# GOAL:
From the listing below, copy out word for word the part that opens with the line containing "Patent image size: (446, 282)." and closes with the line containing "The bag A is at (100, 210).", including both of those lines.

>> Begin DATA SUPPLIED

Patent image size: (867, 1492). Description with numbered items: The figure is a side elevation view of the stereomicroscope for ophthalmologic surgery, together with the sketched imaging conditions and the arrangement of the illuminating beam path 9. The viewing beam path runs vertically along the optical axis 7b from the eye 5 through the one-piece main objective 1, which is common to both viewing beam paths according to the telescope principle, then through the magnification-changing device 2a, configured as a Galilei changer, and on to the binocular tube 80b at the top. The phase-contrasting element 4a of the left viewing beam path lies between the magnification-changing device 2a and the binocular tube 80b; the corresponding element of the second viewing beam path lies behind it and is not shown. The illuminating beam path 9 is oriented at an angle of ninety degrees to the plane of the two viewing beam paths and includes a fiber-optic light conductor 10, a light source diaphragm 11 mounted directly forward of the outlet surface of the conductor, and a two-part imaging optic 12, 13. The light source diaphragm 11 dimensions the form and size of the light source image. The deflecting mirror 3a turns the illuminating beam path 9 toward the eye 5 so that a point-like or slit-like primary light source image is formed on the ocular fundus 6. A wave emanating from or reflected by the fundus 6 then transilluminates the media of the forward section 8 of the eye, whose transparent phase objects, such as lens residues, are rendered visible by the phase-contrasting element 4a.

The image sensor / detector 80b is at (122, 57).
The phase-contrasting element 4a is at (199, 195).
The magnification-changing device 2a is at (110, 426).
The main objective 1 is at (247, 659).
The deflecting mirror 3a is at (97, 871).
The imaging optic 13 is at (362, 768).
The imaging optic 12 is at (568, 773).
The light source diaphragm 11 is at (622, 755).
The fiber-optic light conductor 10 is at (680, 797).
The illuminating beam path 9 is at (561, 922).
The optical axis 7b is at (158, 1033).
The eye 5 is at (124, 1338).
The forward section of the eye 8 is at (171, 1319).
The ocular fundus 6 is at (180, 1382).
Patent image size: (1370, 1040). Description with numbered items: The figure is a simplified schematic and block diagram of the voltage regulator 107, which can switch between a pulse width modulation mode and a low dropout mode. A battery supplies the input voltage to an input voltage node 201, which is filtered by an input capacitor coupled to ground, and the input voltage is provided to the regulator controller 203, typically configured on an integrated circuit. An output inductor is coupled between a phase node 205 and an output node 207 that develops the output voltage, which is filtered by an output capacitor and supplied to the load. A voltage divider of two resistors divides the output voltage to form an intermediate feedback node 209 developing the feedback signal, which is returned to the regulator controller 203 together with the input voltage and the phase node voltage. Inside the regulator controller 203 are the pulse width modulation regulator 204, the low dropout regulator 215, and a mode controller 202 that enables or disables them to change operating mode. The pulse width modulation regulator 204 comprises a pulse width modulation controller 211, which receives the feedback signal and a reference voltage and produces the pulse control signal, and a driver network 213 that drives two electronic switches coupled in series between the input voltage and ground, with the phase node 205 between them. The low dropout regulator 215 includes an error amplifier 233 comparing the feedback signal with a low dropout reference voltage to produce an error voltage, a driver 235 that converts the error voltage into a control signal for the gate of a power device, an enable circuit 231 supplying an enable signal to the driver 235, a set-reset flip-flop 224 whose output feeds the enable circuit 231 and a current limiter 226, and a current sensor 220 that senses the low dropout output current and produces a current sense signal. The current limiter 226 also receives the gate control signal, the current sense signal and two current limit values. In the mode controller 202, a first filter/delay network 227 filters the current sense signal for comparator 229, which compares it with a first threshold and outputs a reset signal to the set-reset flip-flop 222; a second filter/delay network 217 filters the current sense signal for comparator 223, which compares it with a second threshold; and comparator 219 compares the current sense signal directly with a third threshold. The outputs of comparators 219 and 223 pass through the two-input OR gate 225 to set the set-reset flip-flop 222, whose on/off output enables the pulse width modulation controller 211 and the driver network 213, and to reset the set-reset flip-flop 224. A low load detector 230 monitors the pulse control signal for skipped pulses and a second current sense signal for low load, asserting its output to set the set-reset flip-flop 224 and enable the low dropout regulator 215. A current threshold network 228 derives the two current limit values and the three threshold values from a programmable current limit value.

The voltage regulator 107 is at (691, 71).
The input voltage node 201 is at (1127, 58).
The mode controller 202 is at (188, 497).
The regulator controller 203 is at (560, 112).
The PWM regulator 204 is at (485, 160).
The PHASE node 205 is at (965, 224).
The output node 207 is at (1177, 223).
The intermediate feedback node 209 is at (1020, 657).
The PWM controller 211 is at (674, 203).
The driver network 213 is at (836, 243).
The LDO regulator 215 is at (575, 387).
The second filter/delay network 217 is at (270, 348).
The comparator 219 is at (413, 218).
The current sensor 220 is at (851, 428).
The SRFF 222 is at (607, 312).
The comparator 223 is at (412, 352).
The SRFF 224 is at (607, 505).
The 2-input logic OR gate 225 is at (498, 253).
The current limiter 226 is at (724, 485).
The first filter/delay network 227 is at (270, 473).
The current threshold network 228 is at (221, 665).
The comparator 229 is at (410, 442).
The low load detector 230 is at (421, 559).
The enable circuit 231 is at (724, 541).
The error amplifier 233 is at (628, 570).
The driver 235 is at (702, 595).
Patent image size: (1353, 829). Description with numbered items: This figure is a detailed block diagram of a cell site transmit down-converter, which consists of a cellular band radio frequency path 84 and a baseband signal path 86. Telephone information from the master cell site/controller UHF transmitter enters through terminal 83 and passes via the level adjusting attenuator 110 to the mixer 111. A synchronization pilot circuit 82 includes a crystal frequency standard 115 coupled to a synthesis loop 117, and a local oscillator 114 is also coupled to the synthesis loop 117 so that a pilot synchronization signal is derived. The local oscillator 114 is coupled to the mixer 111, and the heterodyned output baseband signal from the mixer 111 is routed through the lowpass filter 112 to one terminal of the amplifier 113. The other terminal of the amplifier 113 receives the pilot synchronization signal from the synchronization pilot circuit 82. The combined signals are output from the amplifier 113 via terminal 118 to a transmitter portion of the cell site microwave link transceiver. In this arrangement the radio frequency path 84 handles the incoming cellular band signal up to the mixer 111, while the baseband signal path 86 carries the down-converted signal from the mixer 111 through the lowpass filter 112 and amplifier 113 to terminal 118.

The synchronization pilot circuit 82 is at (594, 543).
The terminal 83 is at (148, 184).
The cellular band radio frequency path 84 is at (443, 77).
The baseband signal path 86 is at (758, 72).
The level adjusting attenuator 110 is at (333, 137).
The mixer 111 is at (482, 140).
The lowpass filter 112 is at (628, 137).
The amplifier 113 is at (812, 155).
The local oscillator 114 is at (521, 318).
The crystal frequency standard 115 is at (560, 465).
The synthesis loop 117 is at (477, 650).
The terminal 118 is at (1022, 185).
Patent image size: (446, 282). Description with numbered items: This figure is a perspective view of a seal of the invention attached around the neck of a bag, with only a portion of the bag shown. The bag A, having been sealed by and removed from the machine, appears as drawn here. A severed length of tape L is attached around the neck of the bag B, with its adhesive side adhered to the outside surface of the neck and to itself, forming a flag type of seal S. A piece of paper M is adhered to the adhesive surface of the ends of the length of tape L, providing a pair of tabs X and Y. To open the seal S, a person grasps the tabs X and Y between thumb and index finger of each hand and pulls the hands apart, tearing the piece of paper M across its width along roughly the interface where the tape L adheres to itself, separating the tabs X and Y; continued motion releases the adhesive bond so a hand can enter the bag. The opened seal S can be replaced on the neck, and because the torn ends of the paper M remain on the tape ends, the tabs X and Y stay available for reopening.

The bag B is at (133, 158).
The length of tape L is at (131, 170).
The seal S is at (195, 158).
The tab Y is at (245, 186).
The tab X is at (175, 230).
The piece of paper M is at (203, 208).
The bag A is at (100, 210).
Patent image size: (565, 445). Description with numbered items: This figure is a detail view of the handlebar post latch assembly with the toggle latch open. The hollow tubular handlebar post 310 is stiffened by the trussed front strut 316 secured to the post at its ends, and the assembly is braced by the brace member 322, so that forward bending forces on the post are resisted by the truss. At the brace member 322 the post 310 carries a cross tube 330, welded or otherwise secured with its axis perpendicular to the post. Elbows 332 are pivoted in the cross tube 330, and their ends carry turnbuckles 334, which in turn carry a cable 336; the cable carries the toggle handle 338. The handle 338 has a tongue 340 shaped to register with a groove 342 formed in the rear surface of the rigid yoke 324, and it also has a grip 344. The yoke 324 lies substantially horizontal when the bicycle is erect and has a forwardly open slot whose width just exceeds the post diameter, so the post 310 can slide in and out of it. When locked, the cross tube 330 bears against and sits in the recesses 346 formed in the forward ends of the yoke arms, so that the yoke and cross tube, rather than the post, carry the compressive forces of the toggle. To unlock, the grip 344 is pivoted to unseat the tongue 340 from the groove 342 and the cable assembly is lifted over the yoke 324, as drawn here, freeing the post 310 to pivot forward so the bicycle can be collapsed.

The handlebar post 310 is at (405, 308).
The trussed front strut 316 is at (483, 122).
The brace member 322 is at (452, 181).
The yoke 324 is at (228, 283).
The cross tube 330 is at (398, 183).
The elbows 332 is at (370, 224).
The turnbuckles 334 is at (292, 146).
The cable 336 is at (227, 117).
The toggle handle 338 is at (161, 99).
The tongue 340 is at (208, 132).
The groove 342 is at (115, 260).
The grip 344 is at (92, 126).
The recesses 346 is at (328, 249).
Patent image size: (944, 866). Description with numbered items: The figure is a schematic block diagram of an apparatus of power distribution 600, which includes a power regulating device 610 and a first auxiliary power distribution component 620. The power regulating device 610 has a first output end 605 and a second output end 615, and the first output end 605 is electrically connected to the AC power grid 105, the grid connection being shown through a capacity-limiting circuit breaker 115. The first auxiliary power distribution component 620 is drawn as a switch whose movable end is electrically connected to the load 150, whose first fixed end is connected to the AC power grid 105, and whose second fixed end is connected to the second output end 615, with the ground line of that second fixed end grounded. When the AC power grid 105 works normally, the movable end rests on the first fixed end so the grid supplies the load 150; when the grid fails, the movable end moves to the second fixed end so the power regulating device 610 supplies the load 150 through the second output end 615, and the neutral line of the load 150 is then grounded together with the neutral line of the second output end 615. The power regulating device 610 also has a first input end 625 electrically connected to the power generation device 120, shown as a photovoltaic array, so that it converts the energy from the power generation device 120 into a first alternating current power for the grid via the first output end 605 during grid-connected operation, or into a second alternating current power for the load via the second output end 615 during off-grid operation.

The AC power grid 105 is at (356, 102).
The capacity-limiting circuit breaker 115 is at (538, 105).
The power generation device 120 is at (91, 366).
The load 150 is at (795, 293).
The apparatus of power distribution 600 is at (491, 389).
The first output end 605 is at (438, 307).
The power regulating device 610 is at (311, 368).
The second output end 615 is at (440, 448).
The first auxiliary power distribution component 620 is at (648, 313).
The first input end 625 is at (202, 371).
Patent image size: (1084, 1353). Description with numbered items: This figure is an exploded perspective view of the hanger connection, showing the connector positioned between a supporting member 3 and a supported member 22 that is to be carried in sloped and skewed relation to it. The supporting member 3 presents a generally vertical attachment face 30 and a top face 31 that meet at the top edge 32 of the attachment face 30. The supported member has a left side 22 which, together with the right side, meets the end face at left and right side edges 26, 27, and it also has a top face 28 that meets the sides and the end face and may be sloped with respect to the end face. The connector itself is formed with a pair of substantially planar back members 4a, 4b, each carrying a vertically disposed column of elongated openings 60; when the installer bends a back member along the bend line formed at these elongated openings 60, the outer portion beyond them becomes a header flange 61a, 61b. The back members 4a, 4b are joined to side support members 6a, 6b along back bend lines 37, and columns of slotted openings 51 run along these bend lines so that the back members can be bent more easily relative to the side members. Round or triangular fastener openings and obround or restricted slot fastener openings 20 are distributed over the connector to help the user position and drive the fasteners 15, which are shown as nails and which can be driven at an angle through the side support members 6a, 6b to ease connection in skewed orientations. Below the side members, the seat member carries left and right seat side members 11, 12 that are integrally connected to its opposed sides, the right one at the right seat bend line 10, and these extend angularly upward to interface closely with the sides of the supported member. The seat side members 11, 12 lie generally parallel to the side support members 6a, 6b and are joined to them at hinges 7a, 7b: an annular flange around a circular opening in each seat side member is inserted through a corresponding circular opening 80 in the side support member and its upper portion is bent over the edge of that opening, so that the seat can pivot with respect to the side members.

>> End DATA SUPPLIED

# SOLUTION:
Patent image size: (446, 282). Description with numbered items: This figure is a perspective view of a seal of the invention attached around the neck of a bag, with only a portion of the bag shown. The bag A, having been sealed by and removed from the machine, appears as drawn here. A severed length of tape L is attached around the neck of the bag B, with its adhesive side adhered to the outside surface of the neck and to itself, forming a flag type of seal S. A piece of paper M is adhered to the adhesive surface of the ends of the length of tape L, providing a pair of tabs X and Y. To open the seal S, a person grasps the tabs X and Y between thumb and index finger of each hand and pulls the hands apart, tearing the piece of paper M across its width along roughly the interface where the tape L adheres to itself, separating the tabs X and Y; continued motion releases the adhesive bond so a hand can enter the bag. The opened seal S can be replaced on the neck, and because the torn ends of the paper M remain on the tape ends, the tabs X and Y stay available for reopening.

The bag B is at (133, 158).
The length of tape L is at (131, 170).
The seal S is at (195, 158).
The tab Y is at (245, 186).
The tab X is at (175, 230).
The piece of paper M is at (203, 208).
The bag A is at (100, 210).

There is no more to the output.